→ **AIM OF THE EXERCISE**
All of the data below must be repeated exactly.

→ **DATASET CONTENT**
———

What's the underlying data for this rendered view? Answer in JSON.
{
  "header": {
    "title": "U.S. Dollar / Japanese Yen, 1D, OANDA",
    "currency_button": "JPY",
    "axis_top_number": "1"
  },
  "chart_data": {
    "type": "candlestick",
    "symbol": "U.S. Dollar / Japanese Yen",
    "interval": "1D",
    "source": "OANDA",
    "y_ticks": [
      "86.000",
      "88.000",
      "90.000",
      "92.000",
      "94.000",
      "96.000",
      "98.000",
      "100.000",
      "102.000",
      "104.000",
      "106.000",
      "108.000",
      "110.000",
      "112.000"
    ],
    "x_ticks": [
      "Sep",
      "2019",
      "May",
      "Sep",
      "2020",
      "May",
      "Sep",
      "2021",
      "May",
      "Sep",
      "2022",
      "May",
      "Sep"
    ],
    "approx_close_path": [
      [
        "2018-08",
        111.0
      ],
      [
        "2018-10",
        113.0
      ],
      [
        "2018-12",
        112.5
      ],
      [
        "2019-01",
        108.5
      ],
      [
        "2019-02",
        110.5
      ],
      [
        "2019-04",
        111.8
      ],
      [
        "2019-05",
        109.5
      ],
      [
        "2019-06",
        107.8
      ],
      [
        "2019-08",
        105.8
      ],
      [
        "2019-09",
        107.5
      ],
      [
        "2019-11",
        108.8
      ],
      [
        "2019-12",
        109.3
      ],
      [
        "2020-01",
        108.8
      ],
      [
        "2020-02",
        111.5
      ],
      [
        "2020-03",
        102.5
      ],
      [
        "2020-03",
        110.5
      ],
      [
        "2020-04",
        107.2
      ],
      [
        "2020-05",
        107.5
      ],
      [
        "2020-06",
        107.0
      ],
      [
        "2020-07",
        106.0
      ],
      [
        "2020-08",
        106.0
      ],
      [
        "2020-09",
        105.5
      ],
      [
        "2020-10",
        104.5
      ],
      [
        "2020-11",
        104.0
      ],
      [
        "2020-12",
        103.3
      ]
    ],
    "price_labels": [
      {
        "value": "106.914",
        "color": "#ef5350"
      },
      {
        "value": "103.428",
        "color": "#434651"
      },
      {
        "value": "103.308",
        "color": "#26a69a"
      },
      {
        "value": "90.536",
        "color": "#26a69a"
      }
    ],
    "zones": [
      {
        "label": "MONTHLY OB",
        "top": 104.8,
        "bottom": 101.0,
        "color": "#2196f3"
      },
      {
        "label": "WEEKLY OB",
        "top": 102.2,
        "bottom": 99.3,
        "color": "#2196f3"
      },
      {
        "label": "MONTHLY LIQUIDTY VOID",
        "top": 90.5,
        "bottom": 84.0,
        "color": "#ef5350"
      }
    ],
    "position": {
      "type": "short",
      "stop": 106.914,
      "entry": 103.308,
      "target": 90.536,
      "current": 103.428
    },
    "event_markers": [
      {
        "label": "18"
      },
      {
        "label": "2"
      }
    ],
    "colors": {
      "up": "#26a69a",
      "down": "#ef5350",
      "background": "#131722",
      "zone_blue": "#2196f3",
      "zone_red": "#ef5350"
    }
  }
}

———

→ **WRITTEN SOLUTION**
What's the underlying data for this rendered view? Answer in JSON.
{
  "header": {
    "title": "U.S. Dollar / Japanese Yen, 1D, OANDA",
    "currency_button": "JPY",
    "axis_top_number": "1"
  },
  "chart_data": {
    "type": "candlestick",
    "symbol": "U.S. Dollar / Japanese Yen",
    "interval": "1D",
    "source": "OANDA",
    "y_ticks": [
      "86.000",
      "88.000",
      "90.000",
      "92.000",
      "94.000",
      "96.000",
      "98.000",
      "100.000",
      "102.000",
      "104.000",
      "106.000",
      "108.000",
      "110.000",
      "112.000"
    ],
    "x_ticks": [
      "Sep",
      "2019",
      "May",
      "Sep",
      "2020",
      "May",
      "Sep",
      "2021",
      "May",
      "Sep",
      "2022",
      "May",
      "Sep"
    ],
    "approx_close_path": [
      [
        "2018-08",
        111.0
      ],
      [
        "2018-10",
        113.0
      ],
      [
        "2018-12",
        112.5
      ],
      [
        "2019-01",
        108.5
      ],
      [
        "2019-02",
        110.5
      ],
      [
        "2019-04",
        111.8
      ],
      [
        "2019-05",
        109.5
      ],
      [
        "2019-06",
        107.8
      ],
      [
        "2019-08",
        105.8
      ],
      [
        "2019-09",
        107.5
      ],
      [
        "2019-11",
        108.8
      ],
      [
        "2019-12",
        109.3
      ],
      [
        "2020-01",
        108.8
      ],
      [
        "2020-02",
        111.5
      ],
      [
        "2020-03",
        102.5
      ],
      [
        "2020-03",
        110.5
      ],
      [
        "2020-04",
        107.2
      ],
      [
        "2020-05",
        107.5
      ],
      [
        "2020-06",
        107.0
      ],
      [
        "2020-07",
        106.0
      ],
      [
        "2020-08",
        106.0
      ],
      [
        "2020-09",
        105.5
      ],
      [
        "2020-10",
        104.5
      ],
      [
        "2020-11",
        104.0
      ],
      [
        "2020-12",
        103.3
      ]
    ],
    "price_labels": [
      {
        "value": "106.914",
        "color": "#ef5350"
      },
      {
        "value": "103.428",
        "color": "#434651"
      },
      {
        "value": "103.308",
        "color": "#26a69a"
      },
      {
        "value": "90.536",
        "color": "#26a69a"
      }
    ],
    "zones": [
      {
        "label": "MONTHLY OB",
        "top": 104.8,
        "bottom": 101.0,
        "color": "#2196f3"
      },
      {
        "label": "WEEKLY OB",
        "top": 102.2,
        "bottom": 99.3,
        "color": "#2196f3"
      },
      {
        "label": "MONTHLY LIQUIDTY VOID",
        "top": 90.5,
        "bottom": 84.0,
        "color": "#ef5350"
      }
    ],
    "position": {
      "type": "short",
      "stop": 106.914,
      "entry": 103.308,
      "target": 90.536,
      "current": 103.428
    },
    "event_markers": [
      {
        "label": "18"
      },
      {
        "label": "2"
      }
    ],
    "colors": {
      "up": "#26a69a",
      "down": "#ef5350",
      "background": "#131722",
      "zone_blue": "#2196f3",
      "zone_red": "#ef5350"
    }
  }
}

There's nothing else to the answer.